**Goal:** Your task is to transcribe all of the records exactly and leave out the pictures.

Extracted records
┌──
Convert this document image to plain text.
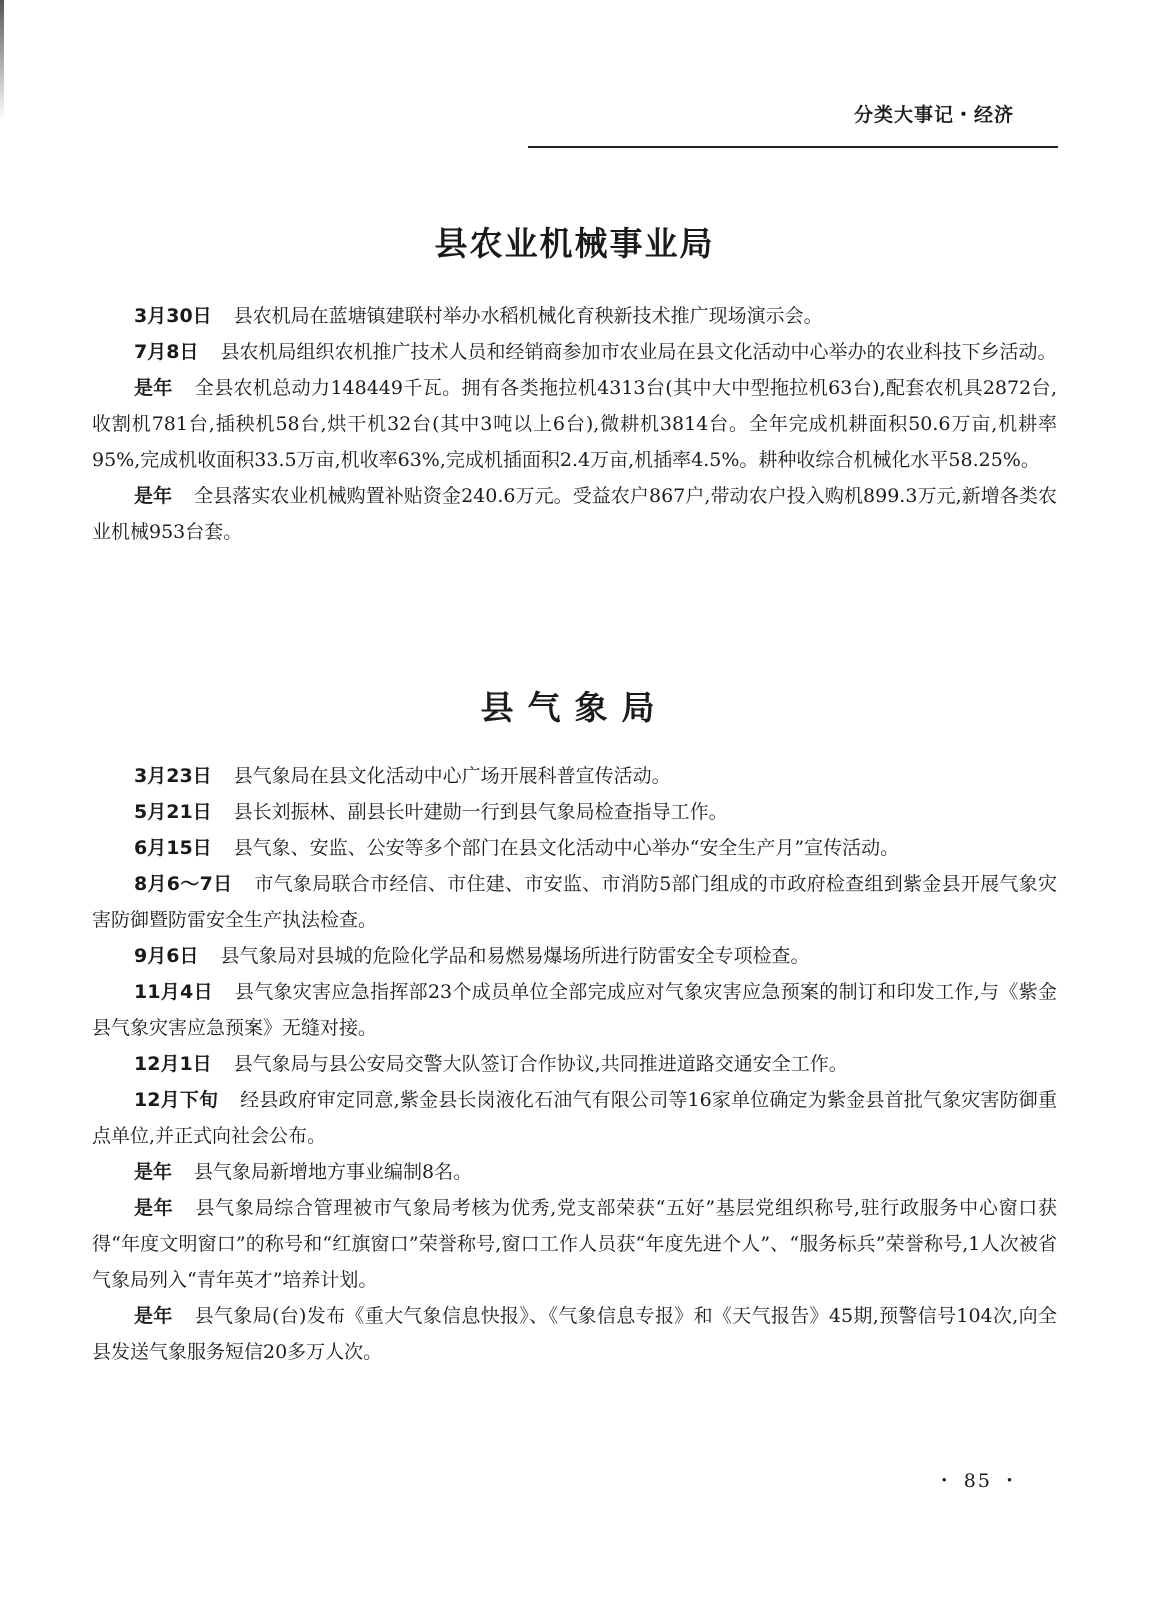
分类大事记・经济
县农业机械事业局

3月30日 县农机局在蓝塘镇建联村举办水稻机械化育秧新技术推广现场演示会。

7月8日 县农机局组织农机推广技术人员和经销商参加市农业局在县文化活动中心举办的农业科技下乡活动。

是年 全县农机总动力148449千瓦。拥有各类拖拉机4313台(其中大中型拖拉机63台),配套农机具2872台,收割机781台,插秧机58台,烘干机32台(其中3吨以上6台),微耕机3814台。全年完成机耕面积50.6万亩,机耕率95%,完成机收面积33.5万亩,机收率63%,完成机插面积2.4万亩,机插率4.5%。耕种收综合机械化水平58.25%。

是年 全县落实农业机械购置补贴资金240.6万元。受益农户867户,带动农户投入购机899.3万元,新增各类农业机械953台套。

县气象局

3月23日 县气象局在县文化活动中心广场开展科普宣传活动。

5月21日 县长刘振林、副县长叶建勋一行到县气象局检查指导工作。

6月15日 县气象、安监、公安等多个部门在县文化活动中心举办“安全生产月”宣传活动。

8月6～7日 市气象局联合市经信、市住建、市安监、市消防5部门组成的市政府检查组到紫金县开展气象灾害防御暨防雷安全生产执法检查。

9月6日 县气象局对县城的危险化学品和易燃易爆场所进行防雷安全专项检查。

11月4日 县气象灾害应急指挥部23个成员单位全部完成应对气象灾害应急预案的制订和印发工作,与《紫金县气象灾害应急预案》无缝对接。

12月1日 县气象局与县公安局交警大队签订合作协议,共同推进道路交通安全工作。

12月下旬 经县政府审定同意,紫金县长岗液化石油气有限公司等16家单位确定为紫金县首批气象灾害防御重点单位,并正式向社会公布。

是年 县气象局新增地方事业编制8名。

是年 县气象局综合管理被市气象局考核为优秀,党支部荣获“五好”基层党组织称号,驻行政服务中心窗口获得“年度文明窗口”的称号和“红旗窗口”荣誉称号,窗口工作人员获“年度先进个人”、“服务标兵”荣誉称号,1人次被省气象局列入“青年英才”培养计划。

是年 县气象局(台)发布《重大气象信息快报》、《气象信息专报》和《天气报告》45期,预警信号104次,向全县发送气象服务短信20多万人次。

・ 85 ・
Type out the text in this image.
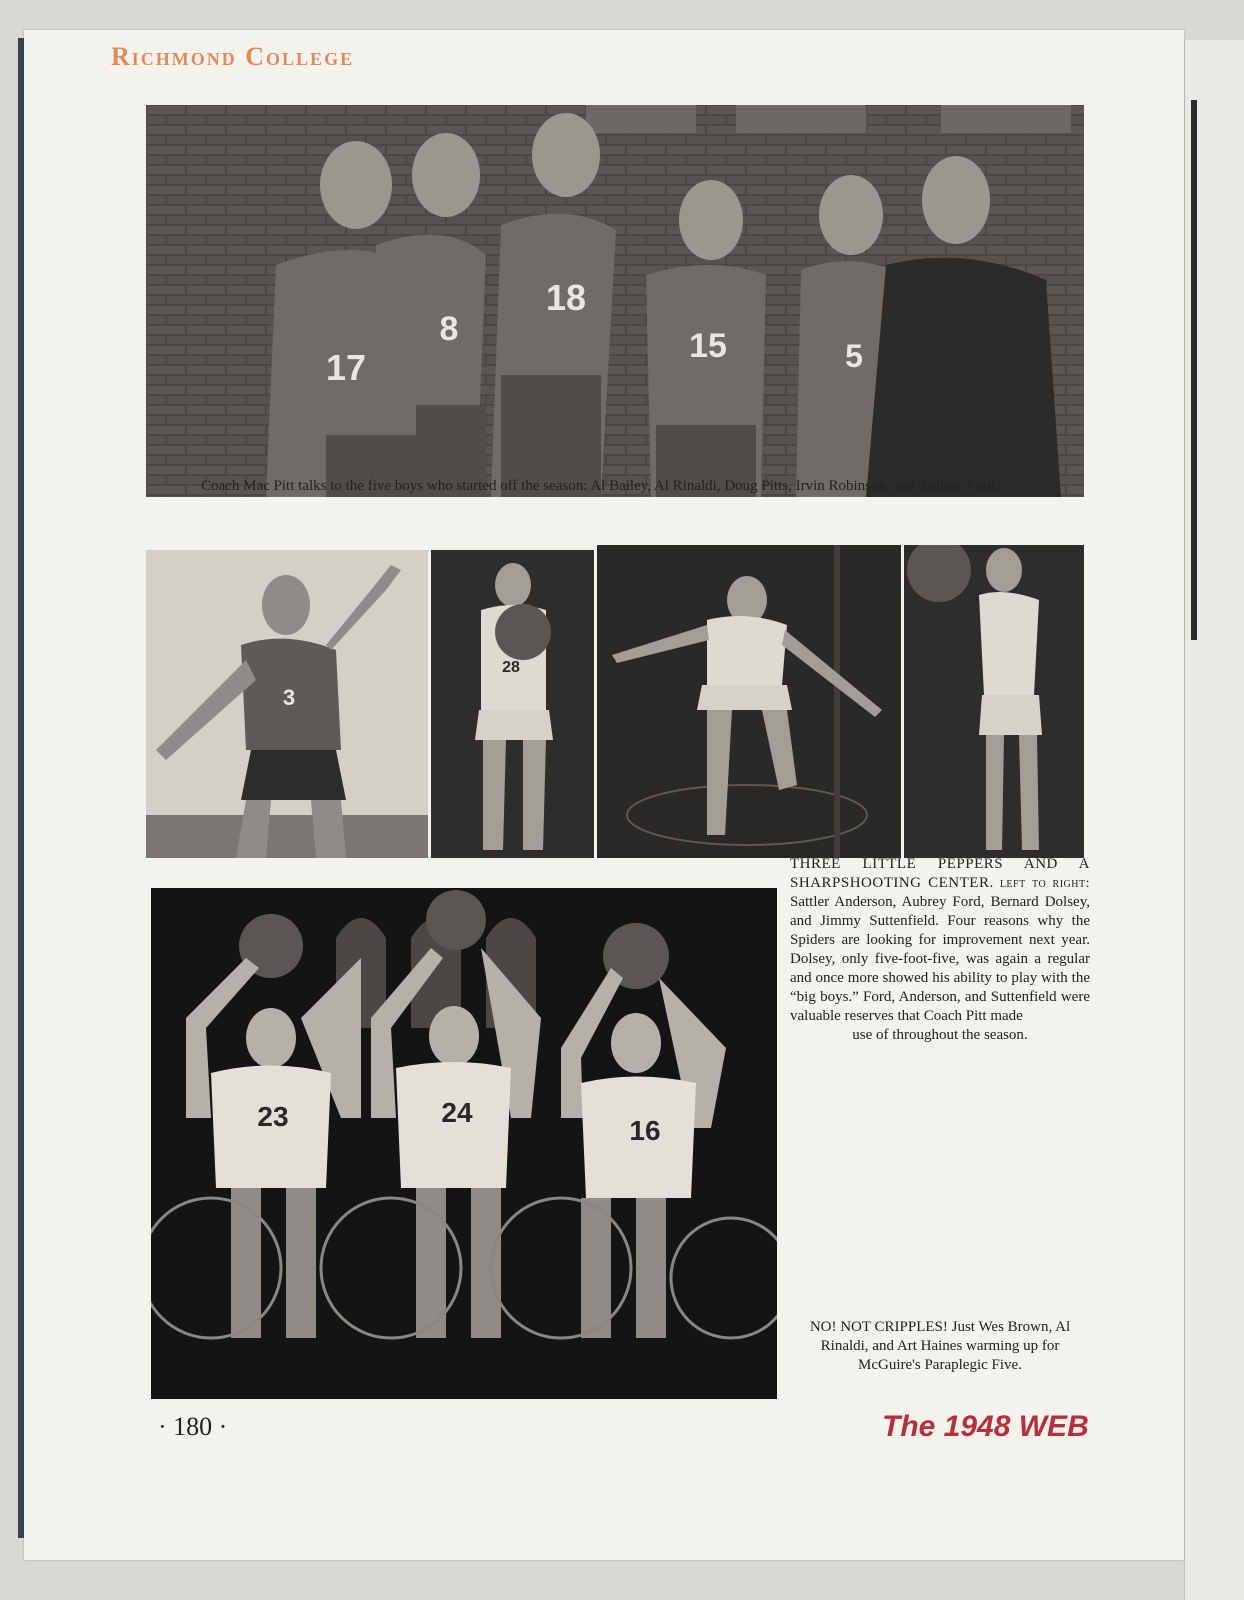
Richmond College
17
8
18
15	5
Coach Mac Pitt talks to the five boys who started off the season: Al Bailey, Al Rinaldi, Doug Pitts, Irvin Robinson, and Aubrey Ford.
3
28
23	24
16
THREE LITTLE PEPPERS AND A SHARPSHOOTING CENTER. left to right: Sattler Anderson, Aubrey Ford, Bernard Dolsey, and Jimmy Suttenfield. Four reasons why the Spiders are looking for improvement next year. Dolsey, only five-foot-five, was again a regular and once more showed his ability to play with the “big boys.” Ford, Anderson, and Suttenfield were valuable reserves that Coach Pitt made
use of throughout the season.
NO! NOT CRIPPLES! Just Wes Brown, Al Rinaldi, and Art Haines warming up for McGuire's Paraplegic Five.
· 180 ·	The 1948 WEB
└──
**Exercise answer:**
Convert this document image to plain text.
分类大事记・经济
县农业机械事业局

3月30日 县农机局在蓝塘镇建联村举办水稻机械化育秧新技术推广现场演示会。

7月8日 县农机局组织农机推广技术人员和经销商参加市农业局在县文化活动中心举办的农业科技下乡活动。

是年 全县农机总动力148449千瓦。拥有各类拖拉机4313台(其中大中型拖拉机63台),配套农机具2872台,收割机781台,插秧机58台,烘干机32台(其中3吨以上6台),微耕机3814台。全年完成机耕面积50.6万亩,机耕率95%,完成机收面积33.5万亩,机收率63%,完成机插面积2.4万亩,机插率4.5%。耕种收综合机械化水平58.25%。

是年 全县落实农业机械购置补贴资金240.6万元。受益农户867户,带动农户投入购机899.3万元,新增各类农业机械953台套。

县气象局

3月23日 县气象局在县文化活动中心广场开展科普宣传活动。

5月21日 县长刘振林、副县长叶建勋一行到县气象局检查指导工作。

6月15日 县气象、安监、公安等多个部门在县文化活动中心举办“安全生产月”宣传活动。

8月6～7日 市气象局联合市经信、市住建、市安监、市消防5部门组成的市政府检查组到紫金县开展气象灾害防御暨防雷安全生产执法检查。

9月6日 县气象局对县城的危险化学品和易燃易爆场所进行防雷安全专项检查。

11月4日 县气象灾害应急指挥部23个成员单位全部完成应对气象灾害应急预案的制订和印发工作,与《紫金县气象灾害应急预案》无缝对接。

12月1日 县气象局与县公安局交警大队签订合作协议,共同推进道路交通安全工作。

12月下旬 经县政府审定同意,紫金县长岗液化石油气有限公司等16家单位确定为紫金县首批气象灾害防御重点单位,并正式向社会公布。

是年 县气象局新增地方事业编制8名。

是年 县气象局综合管理被市气象局考核为优秀,党支部荣获“五好”基层党组织称号,驻行政服务中心窗口获得“年度文明窗口”的称号和“红旗窗口”荣誉称号,窗口工作人员获“年度先进个人”、“服务标兵”荣誉称号,1人次被省气象局列入“青年英才”培养计划。

是年 县气象局(台)发布《重大气象信息快报》、《气象信息专报》和《天气报告》45期,预警信号104次,向全县发送气象服务短信20多万人次。

・ 85 ・
Type out the text in this image.
Richmond College
17
8
18
15	5
Coach Mac Pitt talks to the five boys who started off the season: Al Bailey, Al Rinaldi, Doug Pitts, Irvin Robinson, and Aubrey Ford.
3
28
23	24
16
THREE LITTLE PEPPERS AND A SHARPSHOOTING CENTER. left to right: Sattler Anderson, Aubrey Ford, Bernard Dolsey, and Jimmy Suttenfield. Four reasons why the Spiders are looking for improvement next year. Dolsey, only five-foot-five, was again a regular and once more showed his ability to play with the “big boys.” Ford, Anderson, and Suttenfield were valuable reserves that Coach Pitt made
use of throughout the season.
NO! NOT CRIPPLES! Just Wes Brown, Al Rinaldi, and Art Haines warming up for McGuire's Paraplegic Five.
· 180 ·	The 1948 WEB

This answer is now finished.